(Data excerpts)
****

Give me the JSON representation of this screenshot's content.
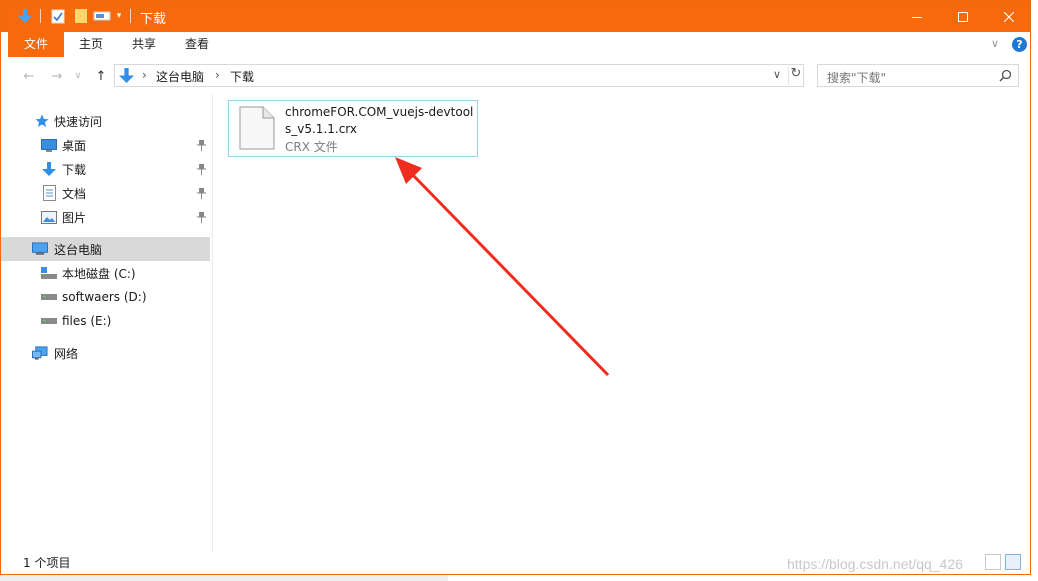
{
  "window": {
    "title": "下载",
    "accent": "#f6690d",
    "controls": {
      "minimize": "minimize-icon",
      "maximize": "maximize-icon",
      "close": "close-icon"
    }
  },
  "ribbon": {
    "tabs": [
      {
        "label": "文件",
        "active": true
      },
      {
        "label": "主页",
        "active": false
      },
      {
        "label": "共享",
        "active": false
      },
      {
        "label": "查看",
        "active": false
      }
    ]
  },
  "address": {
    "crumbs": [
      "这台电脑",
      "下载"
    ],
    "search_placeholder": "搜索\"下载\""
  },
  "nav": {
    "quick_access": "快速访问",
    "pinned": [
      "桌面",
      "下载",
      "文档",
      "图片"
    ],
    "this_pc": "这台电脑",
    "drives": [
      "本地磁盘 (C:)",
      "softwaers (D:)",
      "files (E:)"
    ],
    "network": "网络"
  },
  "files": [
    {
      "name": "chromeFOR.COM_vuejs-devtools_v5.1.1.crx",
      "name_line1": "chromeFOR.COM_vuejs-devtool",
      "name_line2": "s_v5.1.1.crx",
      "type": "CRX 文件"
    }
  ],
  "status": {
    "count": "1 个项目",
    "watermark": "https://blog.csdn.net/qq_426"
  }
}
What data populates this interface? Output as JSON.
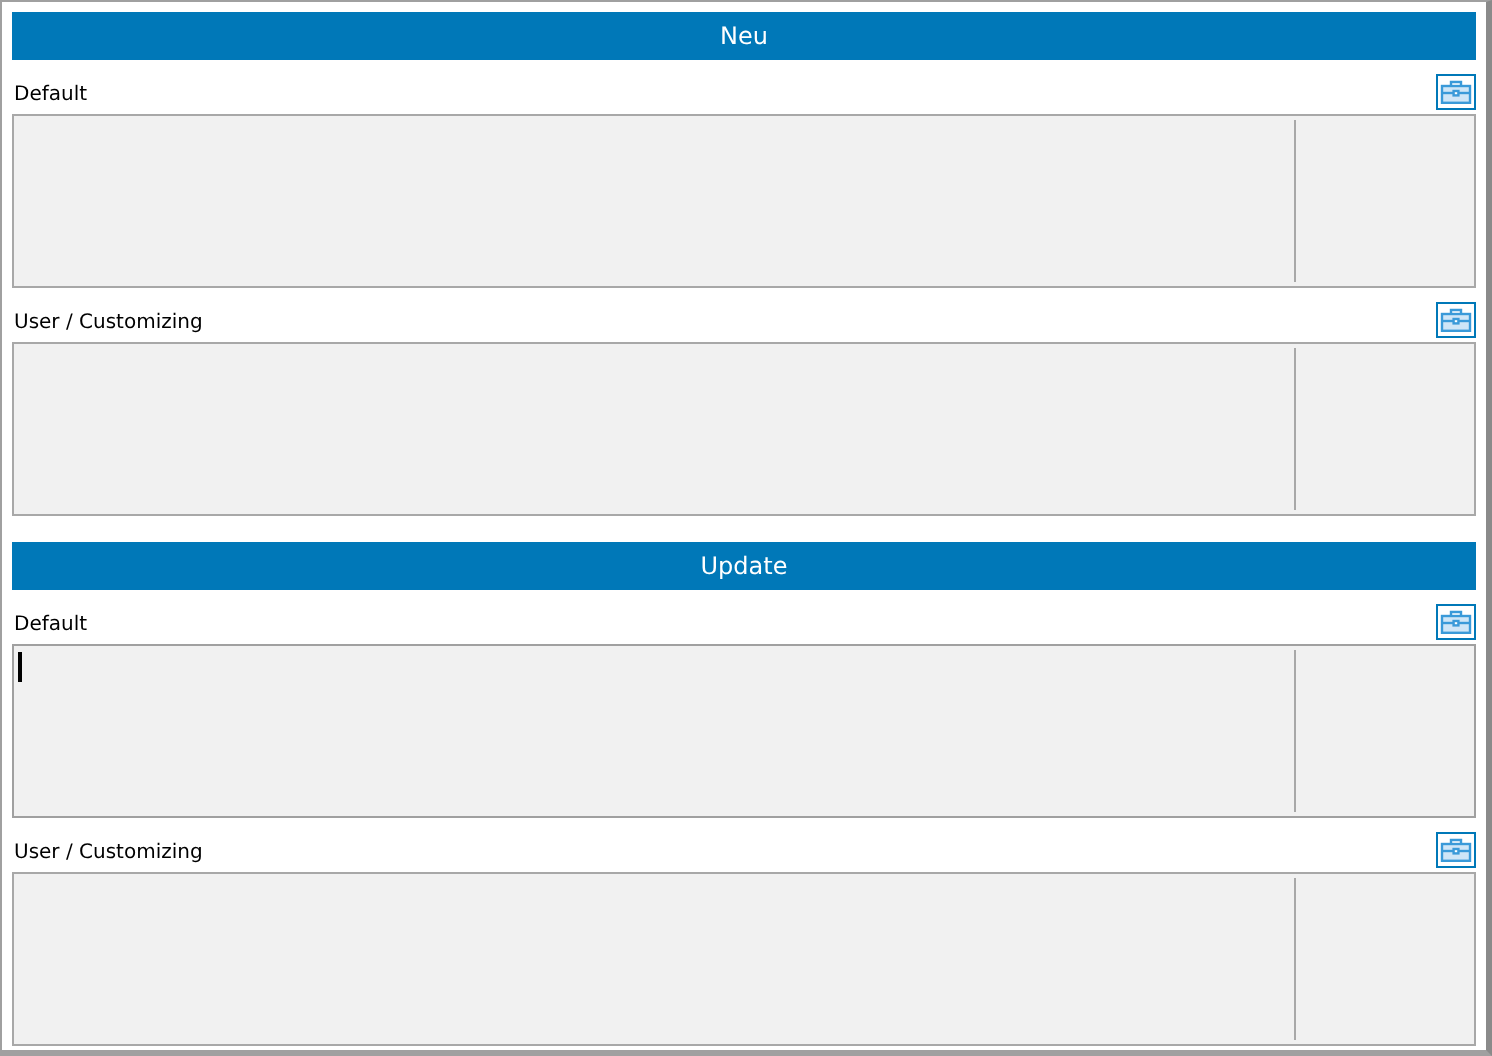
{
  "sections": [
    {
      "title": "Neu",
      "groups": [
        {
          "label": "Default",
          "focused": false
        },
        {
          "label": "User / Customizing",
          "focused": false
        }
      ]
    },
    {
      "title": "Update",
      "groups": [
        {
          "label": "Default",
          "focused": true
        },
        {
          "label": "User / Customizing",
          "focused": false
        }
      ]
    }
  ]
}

****

Requirement:
Give all the entries again exactly, dropping each picture.

Task output:
Give me the JSON representation of this screenshot's content.
{
  "window": {
    "title": "下载",
    "accent": "#f6690d",
    "controls": {
      "minimize": "minimize-icon",
      "maximize": "maximize-icon",
      "close": "close-icon"
    }
  },
  "ribbon": {
    "tabs": [
      {
        "label": "文件",
        "active": true
      },
      {
        "label": "主页",
        "active": false
      },
      {
        "label": "共享",
        "active": false
      },
      {
        "label": "查看",
        "active": false
      }
    ]
  },
  "address": {
    "crumbs": [
      "这台电脑",
      "下载"
    ],
    "search_placeholder": "搜索\"下载\""
  },
  "nav": {
    "quick_access": "快速访问",
    "pinned": [
      "桌面",
      "下载",
      "文档",
      "图片"
    ],
    "this_pc": "这台电脑",
    "drives": [
      "本地磁盘 (C:)",
      "softwaers (D:)",
      "files (E:)"
    ],
    "network": "网络"
  },
  "files": [
    {
      "name": "chromeFOR.COM_vuejs-devtools_v5.1.1.crx",
      "name_line1": "chromeFOR.COM_vuejs-devtool",
      "name_line2": "s_v5.1.1.crx",
      "type": "CRX 文件"
    }
  ],
  "status": {
    "count": "1 个项目",
    "watermark": "https://blog.csdn.net/qq_426"
  }
}
What data populates this interface? Output as JSON.
{
  "sections": [
    {
      "title": "Neu",
      "groups": [
        {
          "label": "Default",
          "focused": false
        },
        {
          "label": "User / Customizing",
          "focused": false
        }
      ]
    },
    {
      "title": "Update",
      "groups": [
        {
          "label": "Default",
          "focused": true
        },
        {
          "label": "User / Customizing",
          "focused": false
        }
      ]
    }
  ]
}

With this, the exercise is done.